▶ _What this task involves_
Output all of the entries below precisely as written.
==========
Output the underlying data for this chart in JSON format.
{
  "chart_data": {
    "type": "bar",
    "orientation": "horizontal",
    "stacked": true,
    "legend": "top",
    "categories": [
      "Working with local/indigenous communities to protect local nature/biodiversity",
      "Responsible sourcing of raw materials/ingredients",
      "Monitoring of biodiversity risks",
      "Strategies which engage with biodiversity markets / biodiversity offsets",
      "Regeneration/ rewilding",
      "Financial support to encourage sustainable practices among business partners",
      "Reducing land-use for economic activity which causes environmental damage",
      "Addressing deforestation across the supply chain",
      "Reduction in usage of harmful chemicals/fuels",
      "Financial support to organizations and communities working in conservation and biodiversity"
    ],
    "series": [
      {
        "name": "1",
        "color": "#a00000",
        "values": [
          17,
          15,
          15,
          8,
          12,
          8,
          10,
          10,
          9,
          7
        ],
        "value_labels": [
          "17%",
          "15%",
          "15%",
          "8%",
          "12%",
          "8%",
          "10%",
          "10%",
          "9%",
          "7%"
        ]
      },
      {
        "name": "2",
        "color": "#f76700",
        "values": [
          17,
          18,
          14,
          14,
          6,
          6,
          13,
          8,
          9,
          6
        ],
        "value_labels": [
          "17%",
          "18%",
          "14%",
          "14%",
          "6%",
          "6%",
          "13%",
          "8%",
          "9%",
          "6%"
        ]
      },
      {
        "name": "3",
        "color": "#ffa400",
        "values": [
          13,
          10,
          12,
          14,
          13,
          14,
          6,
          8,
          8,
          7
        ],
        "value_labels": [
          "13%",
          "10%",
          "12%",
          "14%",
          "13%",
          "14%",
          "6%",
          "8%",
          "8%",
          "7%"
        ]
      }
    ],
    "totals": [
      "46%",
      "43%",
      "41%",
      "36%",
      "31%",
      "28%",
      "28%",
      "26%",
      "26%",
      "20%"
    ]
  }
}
==========
▶ _The reply_
Output the underlying data for this chart in JSON format.
{
  "chart_data": {
    "type": "bar",
    "orientation": "horizontal",
    "stacked": true,
    "legend": "top",
    "categories": [
      "Working with local/indigenous communities to protect local nature/biodiversity",
      "Responsible sourcing of raw materials/ingredients",
      "Monitoring of biodiversity risks",
      "Strategies which engage with biodiversity markets / biodiversity offsets",
      "Regeneration/ rewilding",
      "Financial support to encourage sustainable practices among business partners",
      "Reducing land-use for economic activity which causes environmental damage",
      "Addressing deforestation across the supply chain",
      "Reduction in usage of harmful chemicals/fuels",
      "Financial support to organizations and communities working in conservation and biodiversity"
    ],
    "series": [
      {
        "name": "1",
        "color": "#a00000",
        "values": [
          17,
          15,
          15,
          8,
          12,
          8,
          10,
          10,
          9,
          7
        ],
        "value_labels": [
          "17%",
          "15%",
          "15%",
          "8%",
          "12%",
          "8%",
          "10%",
          "10%",
          "9%",
          "7%"
        ]
      },
      {
        "name": "2",
        "color": "#f76700",
        "values": [
          17,
          18,
          14,
          14,
          6,
          6,
          13,
          8,
          9,
          6
        ],
        "value_labels": [
          "17%",
          "18%",
          "14%",
          "14%",
          "6%",
          "6%",
          "13%",
          "8%",
          "9%",
          "6%"
        ]
      },
      {
        "name": "3",
        "color": "#ffa400",
        "values": [
          13,
          10,
          12,
          14,
          13,
          14,
          6,
          8,
          8,
          7
        ],
        "value_labels": [
          "13%",
          "10%",
          "12%",
          "14%",
          "13%",
          "14%",
          "6%",
          "8%",
          "8%",
          "7%"
        ]
      }
    ],
    "totals": [
      "46%",
      "43%",
      "41%",
      "36%",
      "31%",
      "28%",
      "28%",
      "26%",
      "26%",
      "20%"
    ]
  }
}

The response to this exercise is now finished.